Supplied records.
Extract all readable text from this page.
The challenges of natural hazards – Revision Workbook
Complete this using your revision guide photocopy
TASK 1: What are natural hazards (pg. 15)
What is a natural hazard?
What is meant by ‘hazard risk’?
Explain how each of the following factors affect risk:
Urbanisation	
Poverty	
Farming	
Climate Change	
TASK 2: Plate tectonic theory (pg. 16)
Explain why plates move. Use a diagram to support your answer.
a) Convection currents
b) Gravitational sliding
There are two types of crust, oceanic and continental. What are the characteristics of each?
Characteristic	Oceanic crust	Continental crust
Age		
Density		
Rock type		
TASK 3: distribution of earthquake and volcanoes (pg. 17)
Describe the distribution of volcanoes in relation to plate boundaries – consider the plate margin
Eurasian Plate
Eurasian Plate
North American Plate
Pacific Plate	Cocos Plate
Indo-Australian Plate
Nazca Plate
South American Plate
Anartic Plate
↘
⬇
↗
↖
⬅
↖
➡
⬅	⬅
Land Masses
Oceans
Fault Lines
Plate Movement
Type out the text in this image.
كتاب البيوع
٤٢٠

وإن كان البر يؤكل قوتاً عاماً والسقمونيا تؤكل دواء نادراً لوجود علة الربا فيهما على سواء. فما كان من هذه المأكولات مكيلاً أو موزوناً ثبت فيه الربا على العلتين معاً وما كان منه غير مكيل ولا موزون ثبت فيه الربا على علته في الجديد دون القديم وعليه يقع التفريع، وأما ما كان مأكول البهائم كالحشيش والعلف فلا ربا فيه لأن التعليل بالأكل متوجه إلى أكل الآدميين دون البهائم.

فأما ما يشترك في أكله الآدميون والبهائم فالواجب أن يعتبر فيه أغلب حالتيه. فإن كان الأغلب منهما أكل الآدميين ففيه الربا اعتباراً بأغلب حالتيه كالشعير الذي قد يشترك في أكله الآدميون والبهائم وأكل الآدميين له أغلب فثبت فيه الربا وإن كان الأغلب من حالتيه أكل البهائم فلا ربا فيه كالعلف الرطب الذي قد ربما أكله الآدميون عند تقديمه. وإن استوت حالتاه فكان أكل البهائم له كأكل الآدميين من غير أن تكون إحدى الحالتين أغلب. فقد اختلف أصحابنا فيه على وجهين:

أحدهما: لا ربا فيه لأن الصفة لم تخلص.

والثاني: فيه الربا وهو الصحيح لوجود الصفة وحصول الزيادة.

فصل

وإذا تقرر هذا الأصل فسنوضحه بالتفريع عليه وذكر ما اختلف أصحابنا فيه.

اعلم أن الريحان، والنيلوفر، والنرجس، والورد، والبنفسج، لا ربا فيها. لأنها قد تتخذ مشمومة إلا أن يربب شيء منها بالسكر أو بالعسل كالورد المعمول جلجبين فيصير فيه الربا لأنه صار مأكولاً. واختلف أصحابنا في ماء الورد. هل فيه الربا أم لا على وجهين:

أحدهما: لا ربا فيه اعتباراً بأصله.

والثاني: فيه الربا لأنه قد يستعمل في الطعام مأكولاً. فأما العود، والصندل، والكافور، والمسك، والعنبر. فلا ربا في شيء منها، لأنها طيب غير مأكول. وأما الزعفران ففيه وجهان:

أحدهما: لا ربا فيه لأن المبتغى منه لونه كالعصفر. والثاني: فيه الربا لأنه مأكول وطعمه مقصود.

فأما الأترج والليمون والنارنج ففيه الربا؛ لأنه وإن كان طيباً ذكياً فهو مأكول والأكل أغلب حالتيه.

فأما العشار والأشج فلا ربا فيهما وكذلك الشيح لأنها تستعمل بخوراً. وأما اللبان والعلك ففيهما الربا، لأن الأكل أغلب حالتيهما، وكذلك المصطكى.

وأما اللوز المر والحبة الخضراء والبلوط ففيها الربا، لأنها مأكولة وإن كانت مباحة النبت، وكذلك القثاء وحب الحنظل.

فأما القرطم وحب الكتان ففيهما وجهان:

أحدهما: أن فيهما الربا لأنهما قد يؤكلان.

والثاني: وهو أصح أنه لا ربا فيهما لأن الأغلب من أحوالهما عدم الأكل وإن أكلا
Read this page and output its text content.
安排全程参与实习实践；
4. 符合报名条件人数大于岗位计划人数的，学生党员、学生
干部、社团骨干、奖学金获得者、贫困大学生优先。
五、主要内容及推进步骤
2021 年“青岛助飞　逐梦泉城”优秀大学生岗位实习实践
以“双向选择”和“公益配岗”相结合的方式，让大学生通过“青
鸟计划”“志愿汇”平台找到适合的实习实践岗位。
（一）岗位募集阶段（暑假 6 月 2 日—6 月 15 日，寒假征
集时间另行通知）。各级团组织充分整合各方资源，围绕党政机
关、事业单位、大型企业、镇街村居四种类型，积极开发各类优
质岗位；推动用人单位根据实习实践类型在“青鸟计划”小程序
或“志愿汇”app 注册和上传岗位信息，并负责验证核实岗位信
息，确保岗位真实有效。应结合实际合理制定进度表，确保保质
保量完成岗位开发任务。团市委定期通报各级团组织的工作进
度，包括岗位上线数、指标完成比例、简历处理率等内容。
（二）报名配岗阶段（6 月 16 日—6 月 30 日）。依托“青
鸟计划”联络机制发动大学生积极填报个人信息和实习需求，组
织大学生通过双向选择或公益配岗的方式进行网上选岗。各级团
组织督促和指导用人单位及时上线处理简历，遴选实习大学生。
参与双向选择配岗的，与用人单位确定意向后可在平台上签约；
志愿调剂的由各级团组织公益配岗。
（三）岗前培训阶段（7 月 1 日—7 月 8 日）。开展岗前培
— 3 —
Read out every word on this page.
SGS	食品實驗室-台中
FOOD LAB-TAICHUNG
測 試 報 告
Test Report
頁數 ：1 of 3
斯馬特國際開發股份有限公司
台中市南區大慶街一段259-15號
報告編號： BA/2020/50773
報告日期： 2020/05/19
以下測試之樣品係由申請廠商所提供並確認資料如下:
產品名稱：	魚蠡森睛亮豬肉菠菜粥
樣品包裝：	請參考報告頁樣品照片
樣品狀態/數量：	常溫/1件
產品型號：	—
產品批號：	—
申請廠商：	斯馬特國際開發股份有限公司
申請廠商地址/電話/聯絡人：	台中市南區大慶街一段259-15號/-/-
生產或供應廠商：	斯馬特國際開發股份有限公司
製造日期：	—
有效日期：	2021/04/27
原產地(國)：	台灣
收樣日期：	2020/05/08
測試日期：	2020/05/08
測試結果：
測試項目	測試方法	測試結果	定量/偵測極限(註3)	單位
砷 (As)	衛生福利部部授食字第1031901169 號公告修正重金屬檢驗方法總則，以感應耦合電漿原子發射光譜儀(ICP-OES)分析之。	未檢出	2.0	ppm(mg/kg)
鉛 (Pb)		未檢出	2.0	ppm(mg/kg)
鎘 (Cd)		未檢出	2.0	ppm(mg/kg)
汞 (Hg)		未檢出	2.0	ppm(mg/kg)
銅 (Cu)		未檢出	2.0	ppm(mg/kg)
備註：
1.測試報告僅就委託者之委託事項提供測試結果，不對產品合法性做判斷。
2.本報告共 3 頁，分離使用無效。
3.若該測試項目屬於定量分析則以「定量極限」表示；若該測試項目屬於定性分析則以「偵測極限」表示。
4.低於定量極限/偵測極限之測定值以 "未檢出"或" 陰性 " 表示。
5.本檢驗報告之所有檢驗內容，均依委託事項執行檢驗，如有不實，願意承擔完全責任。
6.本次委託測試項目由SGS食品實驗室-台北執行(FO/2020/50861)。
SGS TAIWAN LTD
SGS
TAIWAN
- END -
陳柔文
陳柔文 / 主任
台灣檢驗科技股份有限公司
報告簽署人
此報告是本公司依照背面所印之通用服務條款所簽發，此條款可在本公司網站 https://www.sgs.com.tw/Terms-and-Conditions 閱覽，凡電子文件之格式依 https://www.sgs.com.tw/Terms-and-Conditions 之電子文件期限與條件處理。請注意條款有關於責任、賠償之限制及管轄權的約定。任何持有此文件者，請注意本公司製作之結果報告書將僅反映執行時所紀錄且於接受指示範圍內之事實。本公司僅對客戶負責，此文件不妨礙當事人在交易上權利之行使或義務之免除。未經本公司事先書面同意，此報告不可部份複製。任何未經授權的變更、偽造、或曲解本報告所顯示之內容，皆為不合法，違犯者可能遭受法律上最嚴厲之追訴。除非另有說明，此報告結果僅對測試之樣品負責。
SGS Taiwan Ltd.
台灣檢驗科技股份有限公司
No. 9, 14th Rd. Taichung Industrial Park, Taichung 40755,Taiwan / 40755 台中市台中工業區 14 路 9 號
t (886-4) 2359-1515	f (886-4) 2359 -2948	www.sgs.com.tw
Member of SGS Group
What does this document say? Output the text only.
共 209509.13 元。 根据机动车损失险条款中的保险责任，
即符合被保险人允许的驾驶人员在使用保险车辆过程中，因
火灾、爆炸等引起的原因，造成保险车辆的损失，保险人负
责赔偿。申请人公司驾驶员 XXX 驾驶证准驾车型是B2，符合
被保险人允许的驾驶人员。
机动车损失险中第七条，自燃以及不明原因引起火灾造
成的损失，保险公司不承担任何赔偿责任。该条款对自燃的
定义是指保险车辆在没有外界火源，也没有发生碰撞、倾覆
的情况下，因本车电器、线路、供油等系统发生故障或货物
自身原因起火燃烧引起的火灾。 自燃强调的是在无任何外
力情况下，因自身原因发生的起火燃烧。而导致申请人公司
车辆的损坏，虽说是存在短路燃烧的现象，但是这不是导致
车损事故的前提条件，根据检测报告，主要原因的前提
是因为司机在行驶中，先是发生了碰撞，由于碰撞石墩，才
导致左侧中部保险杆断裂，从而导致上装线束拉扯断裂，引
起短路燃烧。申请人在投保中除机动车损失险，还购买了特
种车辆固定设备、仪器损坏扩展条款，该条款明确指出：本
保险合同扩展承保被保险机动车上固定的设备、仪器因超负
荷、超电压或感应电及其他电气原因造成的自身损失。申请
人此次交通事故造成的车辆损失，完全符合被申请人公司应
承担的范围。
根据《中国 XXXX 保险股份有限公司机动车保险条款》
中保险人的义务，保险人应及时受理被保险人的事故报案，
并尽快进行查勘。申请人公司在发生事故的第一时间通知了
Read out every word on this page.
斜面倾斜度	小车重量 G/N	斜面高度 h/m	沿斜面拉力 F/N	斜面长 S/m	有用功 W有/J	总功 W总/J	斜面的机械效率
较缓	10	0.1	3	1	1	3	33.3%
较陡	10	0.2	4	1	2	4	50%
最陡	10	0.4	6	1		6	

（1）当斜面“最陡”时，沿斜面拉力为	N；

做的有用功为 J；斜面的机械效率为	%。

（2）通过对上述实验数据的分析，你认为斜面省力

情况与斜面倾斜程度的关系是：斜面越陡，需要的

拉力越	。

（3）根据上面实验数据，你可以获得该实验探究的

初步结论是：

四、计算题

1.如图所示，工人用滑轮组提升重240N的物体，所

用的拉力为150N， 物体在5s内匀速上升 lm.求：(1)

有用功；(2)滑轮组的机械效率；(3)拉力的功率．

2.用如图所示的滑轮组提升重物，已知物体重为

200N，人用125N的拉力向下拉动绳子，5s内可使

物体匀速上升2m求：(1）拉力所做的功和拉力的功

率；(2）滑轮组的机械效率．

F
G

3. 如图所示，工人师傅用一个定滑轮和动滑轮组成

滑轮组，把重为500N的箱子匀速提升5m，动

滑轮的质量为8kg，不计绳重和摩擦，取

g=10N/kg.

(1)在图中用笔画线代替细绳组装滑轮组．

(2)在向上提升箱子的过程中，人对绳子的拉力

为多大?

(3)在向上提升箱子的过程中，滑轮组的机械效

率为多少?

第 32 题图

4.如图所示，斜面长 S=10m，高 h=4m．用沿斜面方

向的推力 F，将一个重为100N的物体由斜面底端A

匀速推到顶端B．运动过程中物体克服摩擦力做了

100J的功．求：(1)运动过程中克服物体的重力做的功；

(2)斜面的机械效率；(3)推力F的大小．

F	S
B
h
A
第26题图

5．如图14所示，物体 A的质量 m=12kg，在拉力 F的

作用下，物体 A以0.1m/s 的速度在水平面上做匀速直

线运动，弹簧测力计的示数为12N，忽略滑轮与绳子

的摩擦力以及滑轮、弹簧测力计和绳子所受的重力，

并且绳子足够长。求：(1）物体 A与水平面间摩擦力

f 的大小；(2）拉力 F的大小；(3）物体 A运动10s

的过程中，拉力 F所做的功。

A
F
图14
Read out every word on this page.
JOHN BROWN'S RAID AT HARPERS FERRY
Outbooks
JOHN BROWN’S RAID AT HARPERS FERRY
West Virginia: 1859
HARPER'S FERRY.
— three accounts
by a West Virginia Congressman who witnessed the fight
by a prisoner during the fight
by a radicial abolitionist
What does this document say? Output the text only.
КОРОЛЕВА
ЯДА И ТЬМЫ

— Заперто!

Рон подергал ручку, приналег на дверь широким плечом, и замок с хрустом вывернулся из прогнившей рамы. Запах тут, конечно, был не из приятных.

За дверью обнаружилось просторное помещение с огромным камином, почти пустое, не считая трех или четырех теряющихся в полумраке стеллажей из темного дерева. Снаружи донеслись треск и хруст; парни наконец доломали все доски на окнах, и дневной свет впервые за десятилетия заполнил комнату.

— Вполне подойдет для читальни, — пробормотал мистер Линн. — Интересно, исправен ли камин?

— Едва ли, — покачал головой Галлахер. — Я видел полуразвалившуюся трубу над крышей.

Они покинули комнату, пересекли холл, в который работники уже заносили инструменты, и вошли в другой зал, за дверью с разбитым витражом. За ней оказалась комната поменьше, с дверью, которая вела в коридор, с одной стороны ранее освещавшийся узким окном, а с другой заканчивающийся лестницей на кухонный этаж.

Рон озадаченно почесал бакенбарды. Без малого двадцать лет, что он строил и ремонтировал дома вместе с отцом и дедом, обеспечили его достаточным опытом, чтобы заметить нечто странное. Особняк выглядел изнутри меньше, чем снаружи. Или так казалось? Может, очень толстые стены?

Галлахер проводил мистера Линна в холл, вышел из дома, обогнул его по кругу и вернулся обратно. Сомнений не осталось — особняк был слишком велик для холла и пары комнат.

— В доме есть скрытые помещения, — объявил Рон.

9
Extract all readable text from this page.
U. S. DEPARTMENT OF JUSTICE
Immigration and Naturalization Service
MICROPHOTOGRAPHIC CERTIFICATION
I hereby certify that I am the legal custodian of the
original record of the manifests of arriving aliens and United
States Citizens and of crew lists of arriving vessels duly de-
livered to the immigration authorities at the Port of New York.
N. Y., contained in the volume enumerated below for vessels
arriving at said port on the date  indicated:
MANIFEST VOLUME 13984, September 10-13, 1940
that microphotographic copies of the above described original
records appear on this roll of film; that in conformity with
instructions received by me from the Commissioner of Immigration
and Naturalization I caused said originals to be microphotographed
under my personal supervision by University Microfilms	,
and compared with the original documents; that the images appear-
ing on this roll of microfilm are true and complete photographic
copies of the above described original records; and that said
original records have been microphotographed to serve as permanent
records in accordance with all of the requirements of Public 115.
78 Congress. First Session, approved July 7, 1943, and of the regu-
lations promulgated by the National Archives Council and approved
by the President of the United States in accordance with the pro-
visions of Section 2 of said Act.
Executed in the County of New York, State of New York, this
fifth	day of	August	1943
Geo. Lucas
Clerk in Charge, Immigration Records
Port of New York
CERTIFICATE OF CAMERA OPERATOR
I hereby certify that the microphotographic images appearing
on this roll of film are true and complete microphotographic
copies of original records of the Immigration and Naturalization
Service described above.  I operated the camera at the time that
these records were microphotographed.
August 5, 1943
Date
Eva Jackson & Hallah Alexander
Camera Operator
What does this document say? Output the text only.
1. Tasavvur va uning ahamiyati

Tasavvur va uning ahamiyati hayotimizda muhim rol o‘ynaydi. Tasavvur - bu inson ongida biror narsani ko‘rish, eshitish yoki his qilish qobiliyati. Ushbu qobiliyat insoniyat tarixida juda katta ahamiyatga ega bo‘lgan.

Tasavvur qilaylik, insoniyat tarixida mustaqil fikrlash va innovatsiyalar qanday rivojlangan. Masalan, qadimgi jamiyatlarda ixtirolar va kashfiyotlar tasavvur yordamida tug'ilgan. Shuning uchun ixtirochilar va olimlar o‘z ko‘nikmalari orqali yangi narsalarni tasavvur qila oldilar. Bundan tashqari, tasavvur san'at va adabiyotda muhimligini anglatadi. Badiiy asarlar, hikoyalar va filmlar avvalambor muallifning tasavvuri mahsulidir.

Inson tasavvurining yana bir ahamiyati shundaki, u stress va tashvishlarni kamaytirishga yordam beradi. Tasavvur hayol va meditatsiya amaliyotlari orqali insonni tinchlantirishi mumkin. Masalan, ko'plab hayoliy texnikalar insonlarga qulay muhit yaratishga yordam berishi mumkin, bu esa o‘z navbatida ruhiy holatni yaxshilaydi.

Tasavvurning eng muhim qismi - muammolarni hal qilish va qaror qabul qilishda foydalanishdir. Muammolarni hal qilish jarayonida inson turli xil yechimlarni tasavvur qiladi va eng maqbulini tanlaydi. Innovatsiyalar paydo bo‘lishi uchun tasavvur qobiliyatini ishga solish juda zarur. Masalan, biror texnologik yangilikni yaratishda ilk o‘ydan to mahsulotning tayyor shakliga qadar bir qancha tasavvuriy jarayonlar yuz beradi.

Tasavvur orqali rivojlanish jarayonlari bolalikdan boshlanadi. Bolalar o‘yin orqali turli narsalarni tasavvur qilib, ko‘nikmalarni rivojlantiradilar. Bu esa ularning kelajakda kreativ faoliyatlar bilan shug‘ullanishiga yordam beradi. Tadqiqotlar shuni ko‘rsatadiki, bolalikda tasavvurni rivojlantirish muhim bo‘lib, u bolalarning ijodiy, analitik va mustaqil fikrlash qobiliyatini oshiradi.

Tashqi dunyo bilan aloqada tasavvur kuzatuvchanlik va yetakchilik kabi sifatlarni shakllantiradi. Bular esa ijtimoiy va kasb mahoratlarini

Work to complete. Return every line containing "West".

Written response.
West Virginia: 1859
by a West Virginia Congressman who witnessed the fight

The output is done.